Kalabalıkların gürültüsünde kaybolan tek bir sesin, belki de en yüksek hakikatti. Sabahın ilk ışıkları, şehrin üzerine düşerken betonun çatlaklarında biriken çiy taneleri gibi parıldıyordu. Sokaklar, geceyi sırtında taşıyan bir canavarın nefes alışı gibi inliyordu. İnsan yüzleri, vitrin camlarında asılı kalmış maskeler gibi donuk; rüzgâr, Paul Simon’un “Sessizliğin Sesinde” geçen “Merhaba karanlık, eski dostum” mısrasını fısıldıyordu kulaklara. Her adım, bir hesaplaşmaydı. Hem kendimle, hem de bu şehirle yükselen gökdelenlerin gölgesinde ezilen, taşranın unutulmuş çocuklarıyla...
Şehir, bir labirentti. Caddeleri, Jules Verne’in Denizler Altında Yirmi Bin Fersah’ındaki Nautilus’un paslı demirlerine benzeyen metrobüs raylarıyla örülmüştü. İnsanlar, birer Kaptan Nemo’ydu aslında: Kaybolduklarını bilmeden, kendi denizlerinin derinliklerine dalıyorlardı. Ama bu kez kaçış yoktu. Ekranlarda parlayan haber bültenleri, sosyal medyanın yapay neşesi, vitrinlerde sergilenen mutluluk reklamları… Hepsi, gerçeğin üzerine çekilmiş bir tül perdeydi. “Medya,” diyordu Ece Ayhan’ın Bakışsız Bir Kedi Kara’sındaki gibi, körleri bile konuşturan bir vantriloktu.
Taşrada ise zaman, bir testi gibi kırılıyordu. Köy meydanlarında oturan yaşlı dayıların yüzlerindeki çizgiler, toprağın çatlaklarından fışkıran öyküler anlatıyordu. Onların sessizliği, şehrin gürültüsünden daha çığlıktı. Suriye’de bir çocuk, okul yolunda çamurlu ayakkabılarıyla yürürken; bir büro çalışanı, asansör aynasında kendi yansımasıyla göz göze geliyordu. İki dünya arasındaki uçurum, “var” ile “yok” arasına gerilmiş bir ip gibi gergindi.
Yalnızlık, modern insanın sırtına yapışmış bir parazitti. Ve İstanbul ahh o İstanbul.. Metroda, kalabalığın ortasında tek başına oturan adamın gözlerinde, bir nehrin dibine çökmüş çakıl taşları gibi donuk bir ışık vardı. “İnsan, yalnız doğar ve yalnız ölür,” demişti bir asi filozof. Ama bu şehirde yalnızlık, ölümden daha acımasızdı. Çünkü herkes aynı kabusun içindeyken bile, kimse kimsenin elini tutmuyordu. Instagram’da paylaşılan bir selfie, gerçekte yaşanmayan bir anın mezar taşıydı. “Beğeniler”, açlığını bastırmaya çalışan bir ruhun ekmek kırıntılarıydı sadece.

········

### Verilen Görev a
Satırların en başından "tab-title: 首页 — [354, 0, 376, 11]" içeren satıra kadar, her iki uç da dahil olmak üzere, bu satırları hiç değiştirmeden yazdırır mısın?

### Verilen Satırlar
········

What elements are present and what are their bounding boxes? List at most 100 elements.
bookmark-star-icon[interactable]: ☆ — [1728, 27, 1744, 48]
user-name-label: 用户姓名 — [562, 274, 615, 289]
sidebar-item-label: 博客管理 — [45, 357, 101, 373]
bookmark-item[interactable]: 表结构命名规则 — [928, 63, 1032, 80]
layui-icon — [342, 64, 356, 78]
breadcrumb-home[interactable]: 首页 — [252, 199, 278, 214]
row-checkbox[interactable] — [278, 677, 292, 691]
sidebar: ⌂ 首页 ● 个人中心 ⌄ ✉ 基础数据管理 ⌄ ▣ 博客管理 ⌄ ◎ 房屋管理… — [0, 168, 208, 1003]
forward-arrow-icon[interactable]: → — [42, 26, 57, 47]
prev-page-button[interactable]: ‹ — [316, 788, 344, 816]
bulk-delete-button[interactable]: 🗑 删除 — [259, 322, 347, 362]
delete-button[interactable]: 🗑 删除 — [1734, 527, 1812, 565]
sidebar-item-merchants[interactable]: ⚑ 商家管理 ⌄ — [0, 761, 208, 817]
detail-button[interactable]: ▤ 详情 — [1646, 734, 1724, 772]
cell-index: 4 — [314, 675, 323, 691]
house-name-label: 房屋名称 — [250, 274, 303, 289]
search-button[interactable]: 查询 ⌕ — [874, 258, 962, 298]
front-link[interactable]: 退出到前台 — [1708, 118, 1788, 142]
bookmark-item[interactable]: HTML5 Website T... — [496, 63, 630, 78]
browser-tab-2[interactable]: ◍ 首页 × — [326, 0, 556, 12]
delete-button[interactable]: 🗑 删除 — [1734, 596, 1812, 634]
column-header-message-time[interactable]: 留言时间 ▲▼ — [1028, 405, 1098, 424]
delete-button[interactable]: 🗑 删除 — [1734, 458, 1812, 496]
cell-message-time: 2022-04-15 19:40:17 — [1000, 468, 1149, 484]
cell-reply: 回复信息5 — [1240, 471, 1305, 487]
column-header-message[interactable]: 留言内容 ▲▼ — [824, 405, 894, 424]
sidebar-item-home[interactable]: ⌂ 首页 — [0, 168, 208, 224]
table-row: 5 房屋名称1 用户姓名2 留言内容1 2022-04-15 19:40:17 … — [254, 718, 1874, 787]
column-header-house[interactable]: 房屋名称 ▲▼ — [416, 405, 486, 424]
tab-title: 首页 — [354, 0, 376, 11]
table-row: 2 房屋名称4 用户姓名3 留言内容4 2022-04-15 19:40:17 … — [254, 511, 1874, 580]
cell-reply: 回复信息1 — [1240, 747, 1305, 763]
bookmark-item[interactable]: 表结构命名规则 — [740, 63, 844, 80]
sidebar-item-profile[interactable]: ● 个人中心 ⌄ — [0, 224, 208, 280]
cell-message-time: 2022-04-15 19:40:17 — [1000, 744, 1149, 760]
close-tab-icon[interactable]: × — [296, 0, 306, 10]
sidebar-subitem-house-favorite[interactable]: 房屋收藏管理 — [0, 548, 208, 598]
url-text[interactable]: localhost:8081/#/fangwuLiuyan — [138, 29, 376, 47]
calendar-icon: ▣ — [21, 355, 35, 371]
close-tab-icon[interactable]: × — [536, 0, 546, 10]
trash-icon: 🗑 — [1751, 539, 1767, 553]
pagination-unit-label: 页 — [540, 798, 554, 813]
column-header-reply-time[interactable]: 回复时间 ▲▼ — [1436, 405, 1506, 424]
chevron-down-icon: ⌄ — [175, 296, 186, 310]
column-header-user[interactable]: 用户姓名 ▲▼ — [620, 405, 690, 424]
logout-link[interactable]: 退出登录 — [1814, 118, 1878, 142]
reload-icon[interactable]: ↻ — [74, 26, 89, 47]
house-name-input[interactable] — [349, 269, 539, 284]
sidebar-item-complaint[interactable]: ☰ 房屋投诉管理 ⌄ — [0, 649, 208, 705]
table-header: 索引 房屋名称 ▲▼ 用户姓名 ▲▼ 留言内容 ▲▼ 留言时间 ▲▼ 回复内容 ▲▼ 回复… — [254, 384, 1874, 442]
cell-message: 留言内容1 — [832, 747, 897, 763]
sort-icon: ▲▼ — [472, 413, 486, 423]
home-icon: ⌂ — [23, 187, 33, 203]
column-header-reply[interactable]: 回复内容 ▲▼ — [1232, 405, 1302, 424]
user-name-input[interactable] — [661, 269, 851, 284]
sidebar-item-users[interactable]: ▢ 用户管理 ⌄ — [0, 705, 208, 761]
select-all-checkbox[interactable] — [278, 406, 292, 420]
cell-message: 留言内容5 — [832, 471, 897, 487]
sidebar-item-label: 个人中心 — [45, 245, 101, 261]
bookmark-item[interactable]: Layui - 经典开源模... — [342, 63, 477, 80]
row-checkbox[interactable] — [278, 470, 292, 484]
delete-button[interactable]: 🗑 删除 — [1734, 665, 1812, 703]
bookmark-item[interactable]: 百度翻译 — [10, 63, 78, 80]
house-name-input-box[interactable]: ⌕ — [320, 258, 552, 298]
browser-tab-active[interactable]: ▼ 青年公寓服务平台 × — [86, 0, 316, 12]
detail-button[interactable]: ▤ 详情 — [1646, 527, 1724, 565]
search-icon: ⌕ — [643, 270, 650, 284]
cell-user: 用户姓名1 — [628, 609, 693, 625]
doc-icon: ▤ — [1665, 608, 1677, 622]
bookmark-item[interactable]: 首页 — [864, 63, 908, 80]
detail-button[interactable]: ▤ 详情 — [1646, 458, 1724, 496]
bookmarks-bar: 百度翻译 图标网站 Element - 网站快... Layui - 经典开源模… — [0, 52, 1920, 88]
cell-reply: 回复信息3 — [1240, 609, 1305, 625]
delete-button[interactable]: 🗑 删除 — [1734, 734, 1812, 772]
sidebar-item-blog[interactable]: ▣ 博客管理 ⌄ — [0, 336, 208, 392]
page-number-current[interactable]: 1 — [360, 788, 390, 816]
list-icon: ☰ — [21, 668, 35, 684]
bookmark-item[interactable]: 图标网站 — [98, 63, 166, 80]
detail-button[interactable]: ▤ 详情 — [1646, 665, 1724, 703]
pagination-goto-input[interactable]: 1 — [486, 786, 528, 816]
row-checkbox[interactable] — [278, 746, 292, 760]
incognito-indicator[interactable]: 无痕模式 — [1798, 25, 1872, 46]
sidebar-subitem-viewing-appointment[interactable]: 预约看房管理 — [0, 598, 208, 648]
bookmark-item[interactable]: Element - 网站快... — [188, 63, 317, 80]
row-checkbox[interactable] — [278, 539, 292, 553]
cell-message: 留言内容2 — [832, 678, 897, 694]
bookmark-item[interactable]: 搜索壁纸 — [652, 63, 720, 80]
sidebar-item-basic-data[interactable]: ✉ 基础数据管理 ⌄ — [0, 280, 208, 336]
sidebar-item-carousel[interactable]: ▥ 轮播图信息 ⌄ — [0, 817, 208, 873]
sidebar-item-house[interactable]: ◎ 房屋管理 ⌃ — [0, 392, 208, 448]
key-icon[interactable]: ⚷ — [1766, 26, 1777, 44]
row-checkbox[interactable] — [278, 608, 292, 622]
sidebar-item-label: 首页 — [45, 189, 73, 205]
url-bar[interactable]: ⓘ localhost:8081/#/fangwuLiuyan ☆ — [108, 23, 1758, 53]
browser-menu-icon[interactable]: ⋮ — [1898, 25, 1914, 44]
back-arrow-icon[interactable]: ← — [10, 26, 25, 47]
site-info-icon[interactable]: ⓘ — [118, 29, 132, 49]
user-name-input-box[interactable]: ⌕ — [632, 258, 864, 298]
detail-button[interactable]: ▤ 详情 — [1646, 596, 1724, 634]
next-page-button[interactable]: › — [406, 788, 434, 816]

········

### Verilen Görev b
Şehir ve yalnızlık üzerine yazılmış metinden "Taşrada ise zaman, bir" ifadesinden "ip gibi gergindi." ifadesine kadar olan kısmı harfi harfine verir misin?

### Yanıt a
What elements are present and what are their bounding boxes? List at most 100 elements.
bookmark-star-icon[interactable]: ☆ — [1728, 27, 1744, 48]
user-name-label: 用户姓名 — [562, 274, 615, 289]
sidebar-item-label: 博客管理 — [45, 357, 101, 373]
bookmark-item[interactable]: 表结构命名规则 — [928, 63, 1032, 80]
layui-icon — [342, 64, 356, 78]
breadcrumb-home[interactable]: 首页 — [252, 199, 278, 214]
row-checkbox[interactable] — [278, 677, 292, 691]
sidebar: ⌂ 首页 ● 个人中心 ⌄ ✉ 基础数据管理 ⌄ ▣ 博客管理 ⌄ ◎ 房屋管理… — [0, 168, 208, 1003]
forward-arrow-icon[interactable]: → — [42, 26, 57, 47]
prev-page-button[interactable]: ‹ — [316, 788, 344, 816]
bulk-delete-button[interactable]: 🗑 删除 — [259, 322, 347, 362]
delete-button[interactable]: 🗑 删除 — [1734, 527, 1812, 565]
sidebar-item-merchants[interactable]: ⚑ 商家管理 ⌄ — [0, 761, 208, 817]
detail-button[interactable]: ▤ 详情 — [1646, 734, 1724, 772]
cell-index: 4 — [314, 675, 323, 691]
house-name-label: 房屋名称 — [250, 274, 303, 289]
search-button[interactable]: 查询 ⌕ — [874, 258, 962, 298]
front-link[interactable]: 退出到前台 — [1708, 118, 1788, 142]
bookmark-item[interactable]: HTML5 Website T... — [496, 63, 630, 78]
browser-tab-2[interactable]: ◍ 首页 × — [326, 0, 556, 12]
delete-button[interactable]: 🗑 删除 — [1734, 596, 1812, 634]
column-header-message-time[interactable]: 留言时间 ▲▼ — [1028, 405, 1098, 424]
delete-button[interactable]: 🗑 删除 — [1734, 458, 1812, 496]
cell-message-time: 2022-04-15 19:40:17 — [1000, 468, 1149, 484]
cell-reply: 回复信息5 — [1240, 471, 1305, 487]
column-header-message[interactable]: 留言内容 ▲▼ — [824, 405, 894, 424]
sidebar-item-home[interactable]: ⌂ 首页 — [0, 168, 208, 224]
table-row: 5 房屋名称1 用户姓名2 留言内容1 2022-04-15 19:40:17 … — [254, 718, 1874, 787]
column-header-house[interactable]: 房屋名称 ▲▼ — [416, 405, 486, 424]
tab-title: 首页 — [354, 0, 376, 11]

### Yanıt b
Taşrada ise zaman, bir testi gibi kırılıyordu. Köy meydanlarında oturan yaşlı dayıların yüzlerindeki çizgiler, toprağın çatlaklarından fışkıran öyküler anlatıyordu. Onların sessizliği, şehrin gürültüsünden daha çığlıktı. Suriye’de bir çocuk, okul yolunda çamurlu ayakkabılarıyla yürürken; bir büro çalışanı, asansör aynasında kendi yansımasıyla göz göze geliyordu. İki dünya arasındaki uçurum, “var” ile “yok” arasına gerilmiş bir ip gibi gergindi.